_WHAT IS NEEDED_
Output the entries verbatim, including every line.

_EXERCISE INPUTS_

## Start

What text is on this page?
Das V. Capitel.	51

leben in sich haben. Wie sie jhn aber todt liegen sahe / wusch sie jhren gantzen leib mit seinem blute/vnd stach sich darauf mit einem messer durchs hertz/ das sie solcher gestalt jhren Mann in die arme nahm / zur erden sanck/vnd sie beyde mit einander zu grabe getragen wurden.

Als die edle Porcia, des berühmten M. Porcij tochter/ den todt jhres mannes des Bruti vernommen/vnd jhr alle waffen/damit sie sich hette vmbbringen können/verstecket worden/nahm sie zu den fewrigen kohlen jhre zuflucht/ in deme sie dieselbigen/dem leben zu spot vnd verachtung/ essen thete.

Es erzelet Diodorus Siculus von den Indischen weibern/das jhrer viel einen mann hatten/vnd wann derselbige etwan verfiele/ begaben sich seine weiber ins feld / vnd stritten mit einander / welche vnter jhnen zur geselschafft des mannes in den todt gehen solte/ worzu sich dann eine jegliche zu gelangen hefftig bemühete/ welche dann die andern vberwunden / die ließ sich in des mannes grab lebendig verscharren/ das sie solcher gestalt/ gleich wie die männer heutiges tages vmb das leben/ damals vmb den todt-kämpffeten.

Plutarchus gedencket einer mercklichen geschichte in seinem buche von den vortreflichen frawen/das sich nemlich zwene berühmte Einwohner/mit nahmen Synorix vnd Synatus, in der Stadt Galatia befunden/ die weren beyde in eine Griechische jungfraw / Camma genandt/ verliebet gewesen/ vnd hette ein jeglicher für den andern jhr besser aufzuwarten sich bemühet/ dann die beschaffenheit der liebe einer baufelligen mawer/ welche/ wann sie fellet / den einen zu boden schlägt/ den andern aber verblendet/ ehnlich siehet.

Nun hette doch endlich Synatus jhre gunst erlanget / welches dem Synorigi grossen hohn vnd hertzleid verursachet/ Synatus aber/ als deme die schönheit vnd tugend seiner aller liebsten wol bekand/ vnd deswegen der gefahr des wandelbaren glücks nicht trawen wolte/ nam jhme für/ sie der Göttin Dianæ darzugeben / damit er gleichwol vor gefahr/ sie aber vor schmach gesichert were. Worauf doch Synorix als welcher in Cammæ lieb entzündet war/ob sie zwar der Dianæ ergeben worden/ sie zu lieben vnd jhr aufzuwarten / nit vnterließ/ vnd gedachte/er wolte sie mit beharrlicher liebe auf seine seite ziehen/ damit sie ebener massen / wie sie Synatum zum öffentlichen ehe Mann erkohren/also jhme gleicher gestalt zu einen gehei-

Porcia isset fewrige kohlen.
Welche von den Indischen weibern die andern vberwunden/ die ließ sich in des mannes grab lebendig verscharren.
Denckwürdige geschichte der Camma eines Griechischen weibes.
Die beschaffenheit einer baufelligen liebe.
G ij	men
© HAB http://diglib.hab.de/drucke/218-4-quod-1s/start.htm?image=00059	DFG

## End

_RESULT FOR THIS EXERCISE_
What text is on this page?
Das V. Capitel.	51

leben in sich haben. Wie sie jhn aber todt liegen sahe / wusch sie jhren gantzen leib mit seinem blute/vnd stach sich darauf mit einem messer durchs hertz/ das sie solcher gestalt jhren Mann in die arme nahm / zur erden sanck/vnd sie beyde mit einander zu grabe getragen wurden.

Als die edle Porcia, des berühmten M. Porcij tochter/ den todt jhres mannes des Bruti vernommen/vnd jhr alle waffen/damit sie sich hette vmbbringen können/verstecket worden/nahm sie zu den fewrigen kohlen jhre zuflucht/ in deme sie dieselbigen/dem leben zu spot vnd verachtung/ essen thete.

Es erzelet Diodorus Siculus von den Indischen weibern/das jhrer viel einen mann hatten/vnd wann derselbige etwan verfiele/ begaben sich seine weiber ins feld / vnd stritten mit einander / welche vnter jhnen zur geselschafft des mannes in den todt gehen solte/ worzu sich dann eine jegliche zu gelangen hefftig bemühete/ welche dann die andern vberwunden / die ließ sich in des mannes grab lebendig verscharren/ das sie solcher gestalt/ gleich wie die männer heutiges tages vmb das leben/ damals vmb den todt-kämpffeten.

Plutarchus gedencket einer mercklichen geschichte in seinem buche von den vortreflichen frawen/das sich nemlich zwene berühmte Einwohner/mit nahmen Synorix vnd Synatus, in der Stadt Galatia befunden/ die weren beyde in eine Griechische jungfraw / Camma genandt/ verliebet gewesen/ vnd hette ein jeglicher für den andern jhr besser aufzuwarten sich bemühet/ dann die beschaffenheit der liebe einer baufelligen mawer/ welche/ wann sie fellet / den einen zu boden schlägt/ den andern aber verblendet/ ehnlich siehet.

Nun hette doch endlich Synatus jhre gunst erlanget / welches dem Synorigi grossen hohn vnd hertzleid verursachet/ Synatus aber/ als deme die schönheit vnd tugend seiner aller liebsten wol bekand/ vnd deswegen der gefahr des wandelbaren glücks nicht trawen wolte/ nam jhme für/ sie der Göttin Dianæ darzugeben / damit er gleichwol vor gefahr/ sie aber vor schmach gesichert were. Worauf doch Synorix als welcher in Cammæ lieb entzündet war/ob sie zwar der Dianæ ergeben worden/ sie zu lieben vnd jhr aufzuwarten / nit vnterließ/ vnd gedachte/er wolte sie mit beharrlicher liebe auf seine seite ziehen/ damit sie ebener massen / wie sie Synatum zum öffentlichen ehe Mann erkohren/also jhme gleicher gestalt zu einen gehei-

Porcia isset fewrige kohlen.
Welche von den Indischen weibern die andern vberwunden/ die ließ sich in des mannes grab lebendig verscharren.
Denckwürdige geschichte der Camma eines Griechischen weibes.
Die beschaffenheit einer baufelligen liebe.
G ij	men
© HAB http://diglib.hab.de/drucke/218-4-quod-1s/start.htm?image=00059	DFG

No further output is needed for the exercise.